- _What is needed_: Draw out every line with the word "JSON" from the listing below.

--- START OF Extracted information ---

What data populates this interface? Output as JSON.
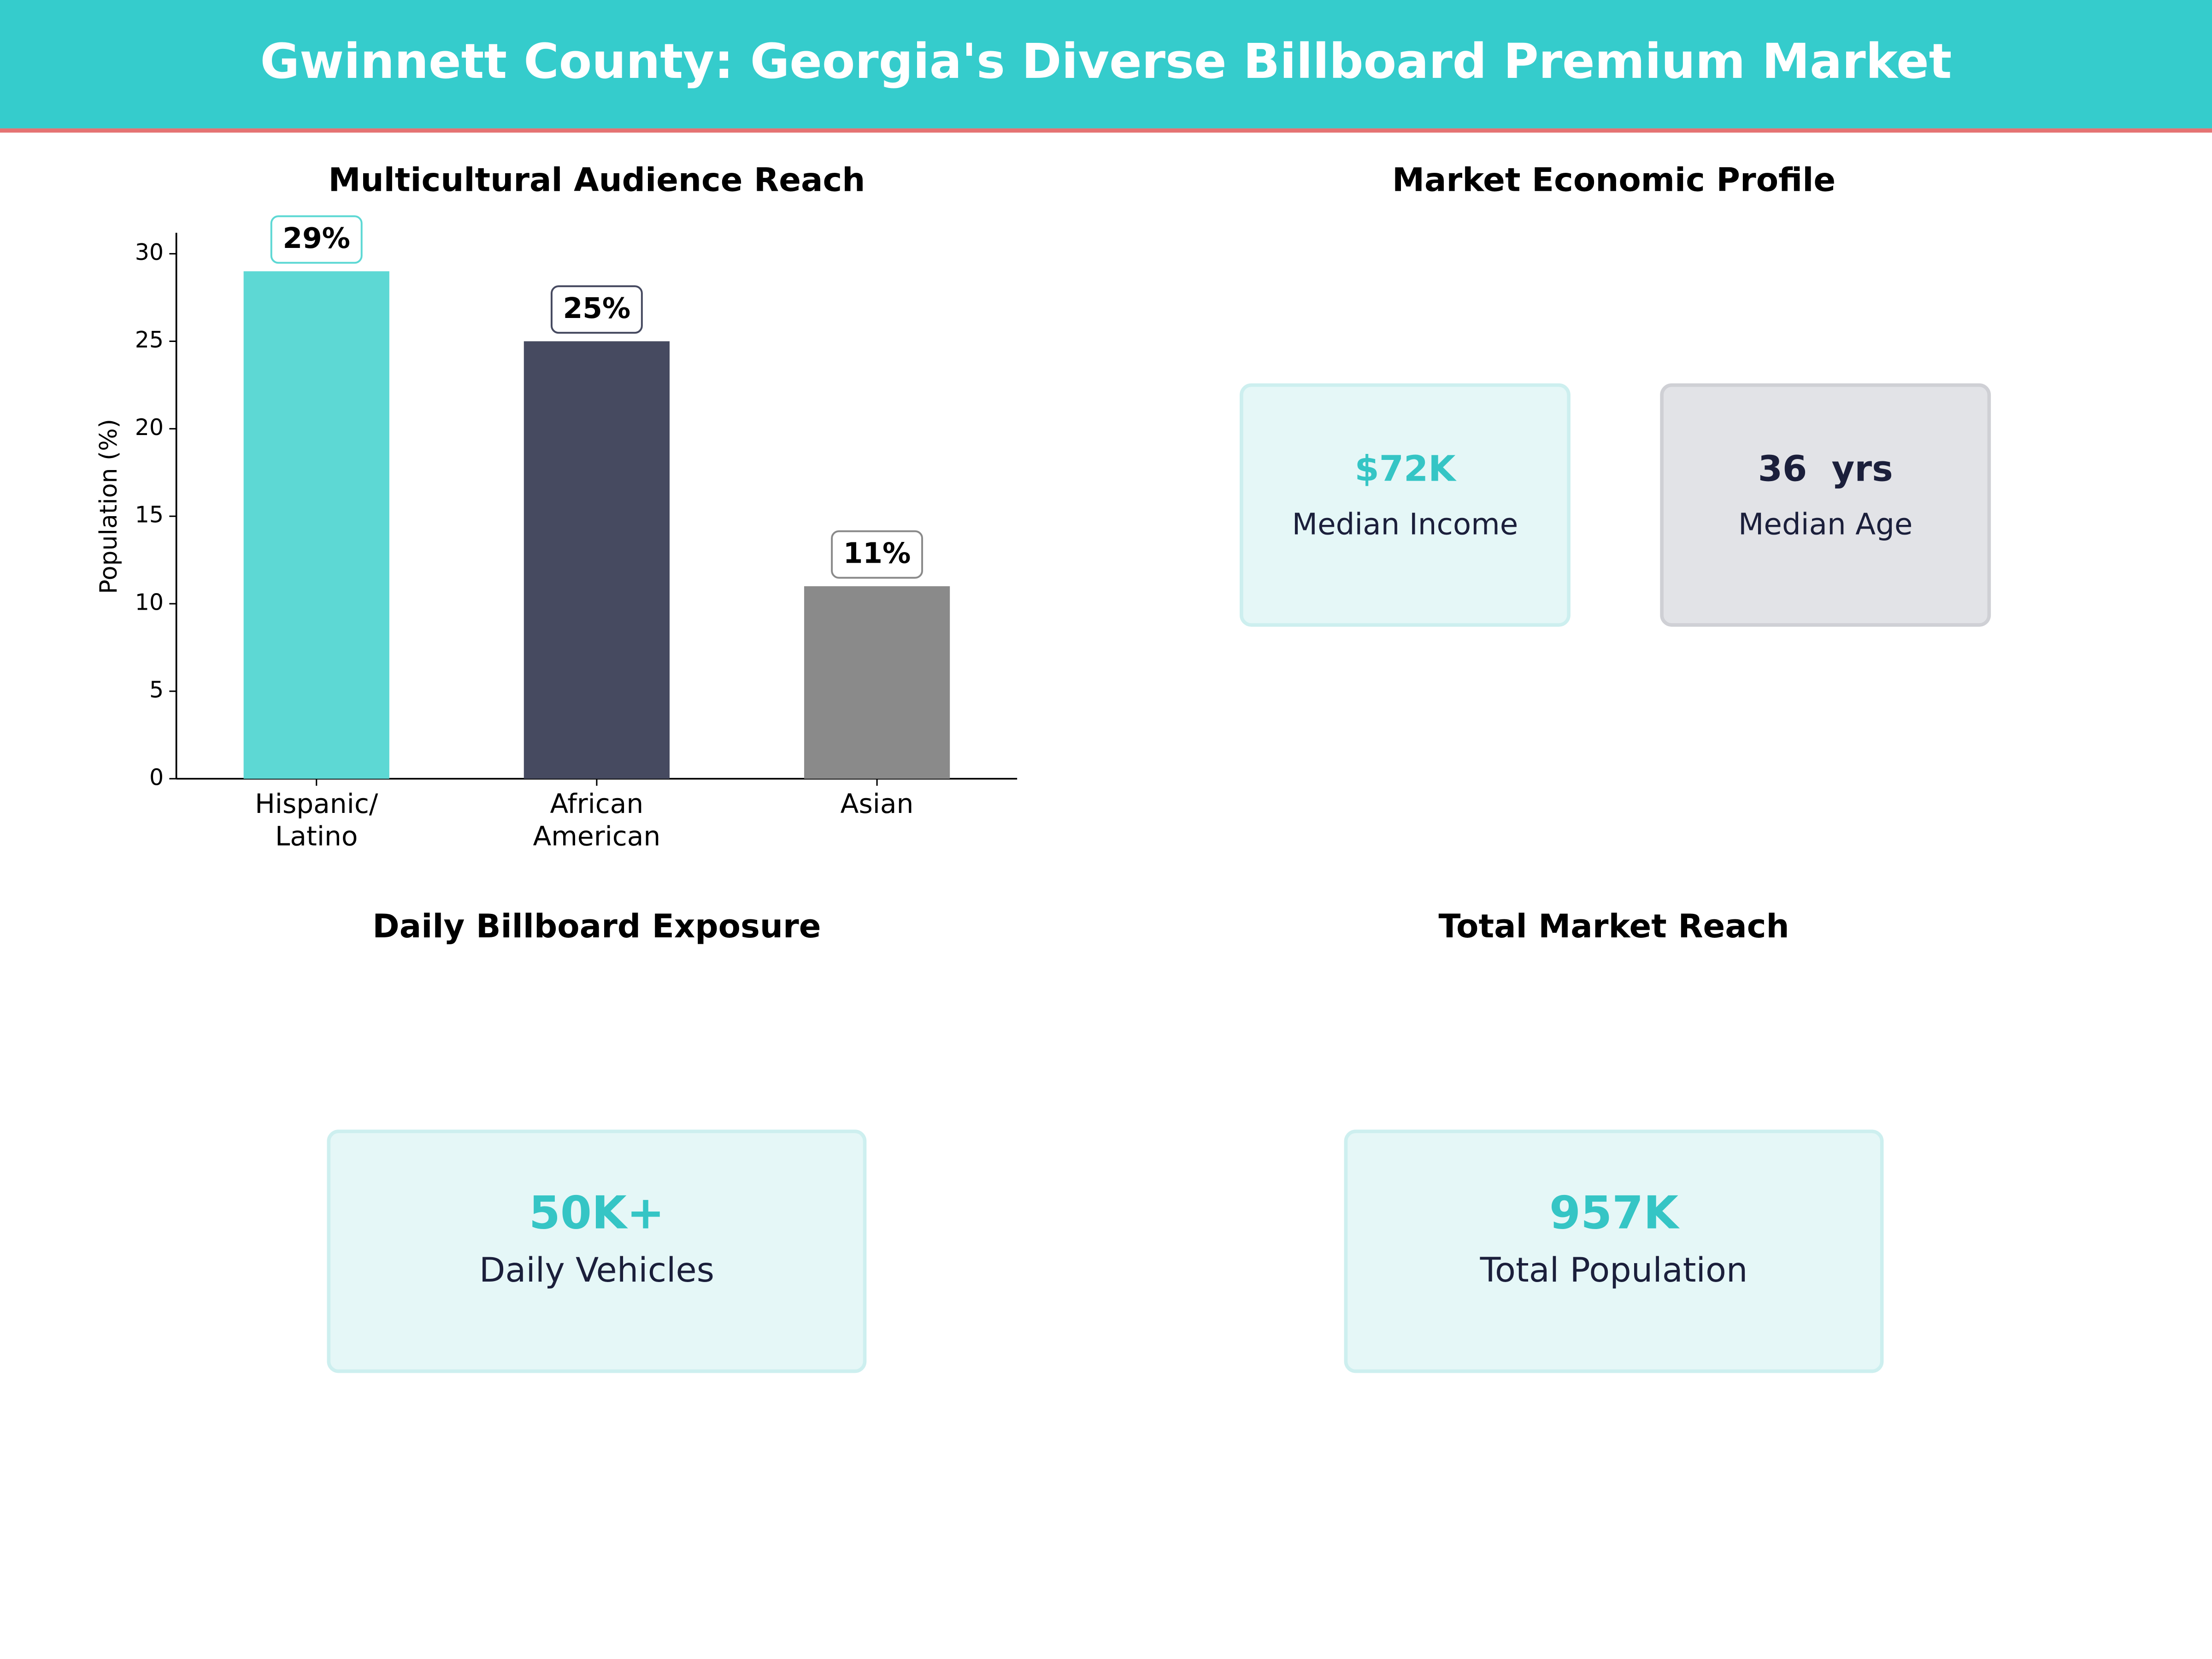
{
  "header": {
    "title": "Gwinnett County: Georgia's Diverse Billboard Premium Market"
  },
  "chart_data": {
    "type": "bar",
    "title": "Multicultural Audience Reach",
    "categories": [
      "Hispanic/\nLatino",
      "African\nAmerican",
      "Asian"
    ],
    "values": [
      29,
      25,
      11
    ],
    "value_labels": [
      "29%",
      "25%",
      "11%"
    ],
    "colors": [
      "#5DD8D4",
      "#464A60",
      "#8A8A8A"
    ],
    "ylabel": "Population (%)",
    "ylim": [
      0,
      31.2
    ],
    "yticks": [
      0,
      5,
      10,
      15,
      20,
      25,
      30
    ]
  },
  "panels": [
    {
      "title": "Market Economic Profile",
      "cards": [
        {
          "value": "$72K",
          "label": "Median Income"
        },
        {
          "value": "36  yrs",
          "label": "Median Age"
        }
      ]
    },
    {
      "title": "Daily Billboard Exposure",
      "cards": [
        {
          "value": "50K+",
          "label": "Daily Vehicles"
        }
      ]
    },
    {
      "title": "Total Market Reach",
      "cards": [
        {
          "value": "957K",
          "label": "Total Population"
        }
      ]
    }
  ]
}
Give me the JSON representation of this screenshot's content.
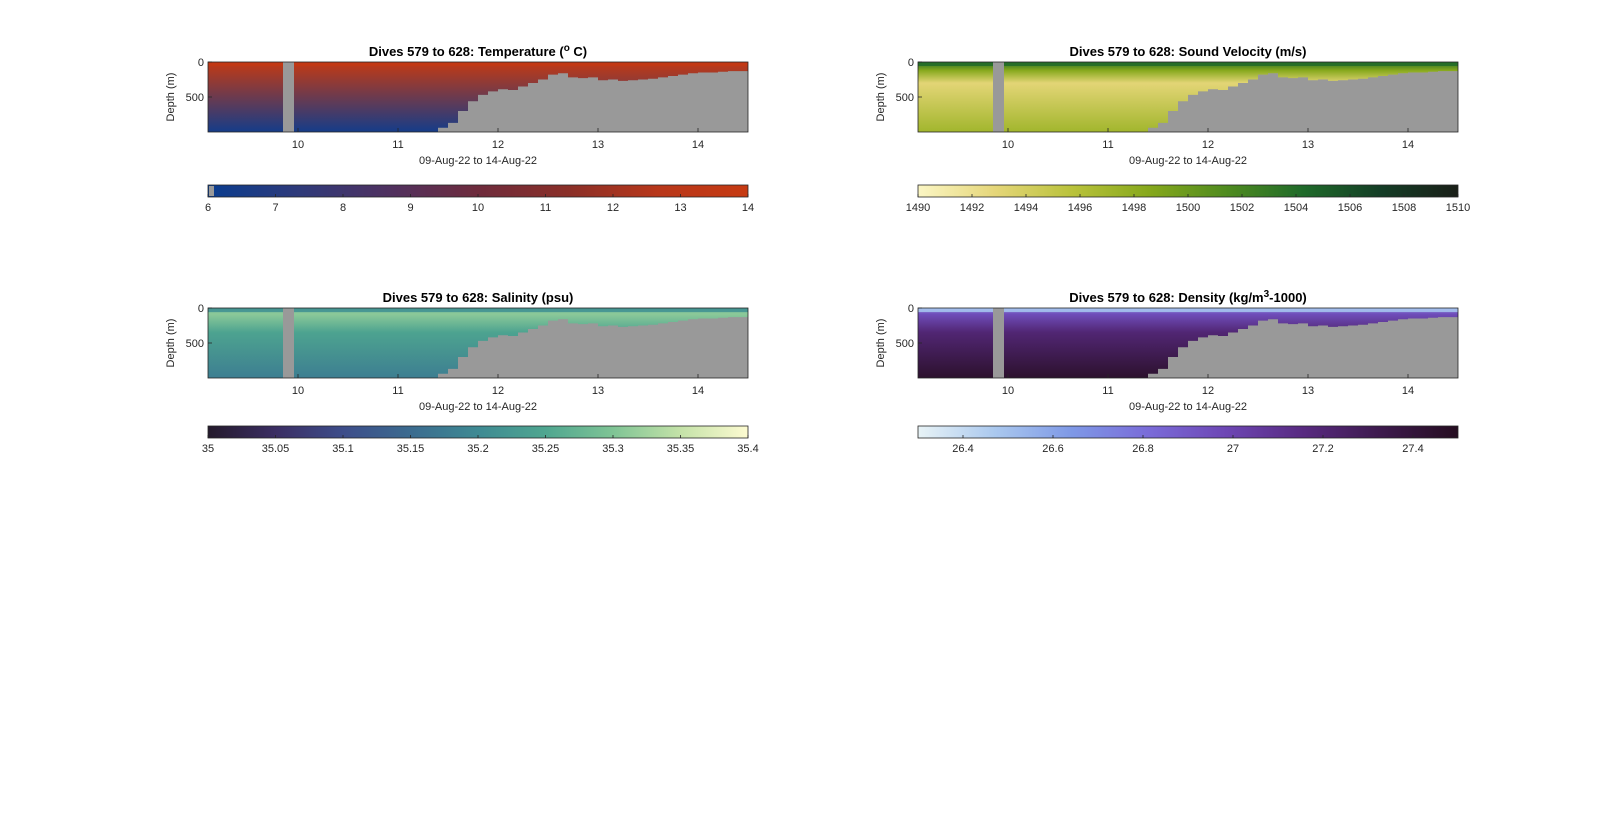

--- END OF Extracted information ---

- _Solution for this task_:
What data populates this interface? Output as JSON.
Give me the JSON representation of this screenshot's content.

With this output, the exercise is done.